**Supplied data**
◆ ◆ ◆ ◆ ◆

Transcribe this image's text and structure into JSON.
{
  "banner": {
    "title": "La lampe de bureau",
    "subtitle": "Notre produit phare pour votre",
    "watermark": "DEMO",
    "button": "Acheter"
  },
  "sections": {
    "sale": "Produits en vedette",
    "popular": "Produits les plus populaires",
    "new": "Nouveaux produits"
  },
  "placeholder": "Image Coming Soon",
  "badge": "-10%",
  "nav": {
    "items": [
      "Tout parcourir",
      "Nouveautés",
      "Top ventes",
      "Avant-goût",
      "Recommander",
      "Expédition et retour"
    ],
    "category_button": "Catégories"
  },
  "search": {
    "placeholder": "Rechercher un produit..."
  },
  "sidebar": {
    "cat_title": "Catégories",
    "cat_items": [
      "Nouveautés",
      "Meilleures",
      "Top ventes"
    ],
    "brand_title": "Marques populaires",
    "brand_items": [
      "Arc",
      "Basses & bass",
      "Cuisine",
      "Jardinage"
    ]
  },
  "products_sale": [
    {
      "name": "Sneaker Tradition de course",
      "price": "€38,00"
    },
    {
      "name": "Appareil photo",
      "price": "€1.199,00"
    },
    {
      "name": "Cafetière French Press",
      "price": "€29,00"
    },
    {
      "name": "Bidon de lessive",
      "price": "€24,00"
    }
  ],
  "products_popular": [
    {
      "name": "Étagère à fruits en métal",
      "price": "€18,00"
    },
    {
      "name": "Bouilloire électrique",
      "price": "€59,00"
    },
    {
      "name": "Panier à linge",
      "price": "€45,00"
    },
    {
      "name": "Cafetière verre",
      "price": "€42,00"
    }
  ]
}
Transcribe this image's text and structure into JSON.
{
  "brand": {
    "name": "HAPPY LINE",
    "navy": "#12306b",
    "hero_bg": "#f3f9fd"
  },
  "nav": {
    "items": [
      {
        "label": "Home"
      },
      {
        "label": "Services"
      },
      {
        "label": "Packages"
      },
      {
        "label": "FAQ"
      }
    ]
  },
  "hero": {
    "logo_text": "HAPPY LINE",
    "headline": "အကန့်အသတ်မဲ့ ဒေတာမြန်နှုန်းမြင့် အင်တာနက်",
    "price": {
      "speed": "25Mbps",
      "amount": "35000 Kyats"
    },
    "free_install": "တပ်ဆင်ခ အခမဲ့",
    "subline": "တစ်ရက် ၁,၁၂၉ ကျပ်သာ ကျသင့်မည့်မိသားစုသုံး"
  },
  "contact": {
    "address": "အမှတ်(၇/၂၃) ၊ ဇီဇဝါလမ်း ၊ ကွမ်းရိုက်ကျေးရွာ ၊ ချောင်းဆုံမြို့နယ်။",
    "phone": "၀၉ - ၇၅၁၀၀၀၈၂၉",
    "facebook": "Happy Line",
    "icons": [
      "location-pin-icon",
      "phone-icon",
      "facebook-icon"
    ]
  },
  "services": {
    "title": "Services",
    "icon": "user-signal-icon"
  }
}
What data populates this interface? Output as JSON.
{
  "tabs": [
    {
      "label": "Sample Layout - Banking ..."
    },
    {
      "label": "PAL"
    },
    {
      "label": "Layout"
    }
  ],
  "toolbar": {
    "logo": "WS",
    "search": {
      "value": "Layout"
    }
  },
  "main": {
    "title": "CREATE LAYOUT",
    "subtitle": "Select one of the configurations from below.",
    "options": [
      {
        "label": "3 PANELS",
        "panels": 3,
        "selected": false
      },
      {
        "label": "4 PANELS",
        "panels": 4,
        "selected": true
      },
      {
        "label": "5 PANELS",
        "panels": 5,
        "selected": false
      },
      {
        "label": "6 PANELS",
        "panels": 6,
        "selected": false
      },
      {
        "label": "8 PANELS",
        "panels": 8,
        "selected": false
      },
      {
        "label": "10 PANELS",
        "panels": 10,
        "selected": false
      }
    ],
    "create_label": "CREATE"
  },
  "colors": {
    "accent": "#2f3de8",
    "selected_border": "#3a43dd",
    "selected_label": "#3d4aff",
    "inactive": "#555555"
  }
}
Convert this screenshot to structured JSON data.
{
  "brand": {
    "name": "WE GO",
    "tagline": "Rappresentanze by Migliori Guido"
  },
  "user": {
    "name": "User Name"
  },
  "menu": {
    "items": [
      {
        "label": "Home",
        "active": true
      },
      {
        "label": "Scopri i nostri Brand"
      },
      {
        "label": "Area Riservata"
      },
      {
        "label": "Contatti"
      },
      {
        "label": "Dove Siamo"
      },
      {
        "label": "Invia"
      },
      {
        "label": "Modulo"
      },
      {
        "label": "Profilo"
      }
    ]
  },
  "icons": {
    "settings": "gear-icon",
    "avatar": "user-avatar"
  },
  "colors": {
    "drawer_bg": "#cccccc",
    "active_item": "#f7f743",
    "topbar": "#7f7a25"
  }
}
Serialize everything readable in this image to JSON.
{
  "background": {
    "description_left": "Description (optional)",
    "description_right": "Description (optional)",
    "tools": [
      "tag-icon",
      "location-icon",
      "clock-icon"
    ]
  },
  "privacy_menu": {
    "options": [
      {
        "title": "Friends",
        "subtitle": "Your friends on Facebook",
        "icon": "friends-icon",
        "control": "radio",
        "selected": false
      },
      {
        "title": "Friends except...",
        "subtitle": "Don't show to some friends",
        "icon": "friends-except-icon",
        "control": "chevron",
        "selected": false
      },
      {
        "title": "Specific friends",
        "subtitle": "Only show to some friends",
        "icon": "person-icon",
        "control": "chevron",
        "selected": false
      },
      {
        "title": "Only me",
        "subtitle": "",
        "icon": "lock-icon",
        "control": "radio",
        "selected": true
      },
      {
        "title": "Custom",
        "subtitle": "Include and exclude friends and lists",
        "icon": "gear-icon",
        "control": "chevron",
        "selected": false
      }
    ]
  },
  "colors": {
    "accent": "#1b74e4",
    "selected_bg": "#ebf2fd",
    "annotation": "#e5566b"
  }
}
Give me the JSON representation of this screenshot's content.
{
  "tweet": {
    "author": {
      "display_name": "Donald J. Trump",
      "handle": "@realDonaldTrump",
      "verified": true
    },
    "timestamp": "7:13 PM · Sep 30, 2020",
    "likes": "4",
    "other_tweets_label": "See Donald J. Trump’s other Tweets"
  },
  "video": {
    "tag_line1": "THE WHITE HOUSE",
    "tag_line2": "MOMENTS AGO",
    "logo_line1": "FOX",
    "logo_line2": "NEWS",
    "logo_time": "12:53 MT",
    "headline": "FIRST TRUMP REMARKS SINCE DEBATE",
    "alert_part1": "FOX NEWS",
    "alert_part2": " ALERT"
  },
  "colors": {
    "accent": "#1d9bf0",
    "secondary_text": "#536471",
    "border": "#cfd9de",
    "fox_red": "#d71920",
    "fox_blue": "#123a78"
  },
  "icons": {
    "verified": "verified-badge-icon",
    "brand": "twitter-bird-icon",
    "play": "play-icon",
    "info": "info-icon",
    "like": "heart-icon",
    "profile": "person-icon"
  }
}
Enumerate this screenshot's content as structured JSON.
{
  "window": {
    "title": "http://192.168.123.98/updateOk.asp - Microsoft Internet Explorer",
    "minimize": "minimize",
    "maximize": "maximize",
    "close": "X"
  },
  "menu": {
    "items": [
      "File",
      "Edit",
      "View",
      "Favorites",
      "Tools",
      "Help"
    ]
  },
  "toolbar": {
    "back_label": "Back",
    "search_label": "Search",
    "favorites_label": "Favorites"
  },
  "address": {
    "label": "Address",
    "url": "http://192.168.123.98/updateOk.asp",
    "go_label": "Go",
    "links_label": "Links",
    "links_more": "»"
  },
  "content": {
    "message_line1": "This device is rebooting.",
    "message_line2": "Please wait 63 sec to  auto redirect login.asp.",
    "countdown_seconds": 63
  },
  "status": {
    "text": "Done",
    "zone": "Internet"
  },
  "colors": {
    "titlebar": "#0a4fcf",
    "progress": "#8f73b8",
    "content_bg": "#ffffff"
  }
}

◆ ◆ ◆ ◆ ◆

**The task**
Report how many lines in the data contain the word "Description", with no words besides the number.

**Full output**
2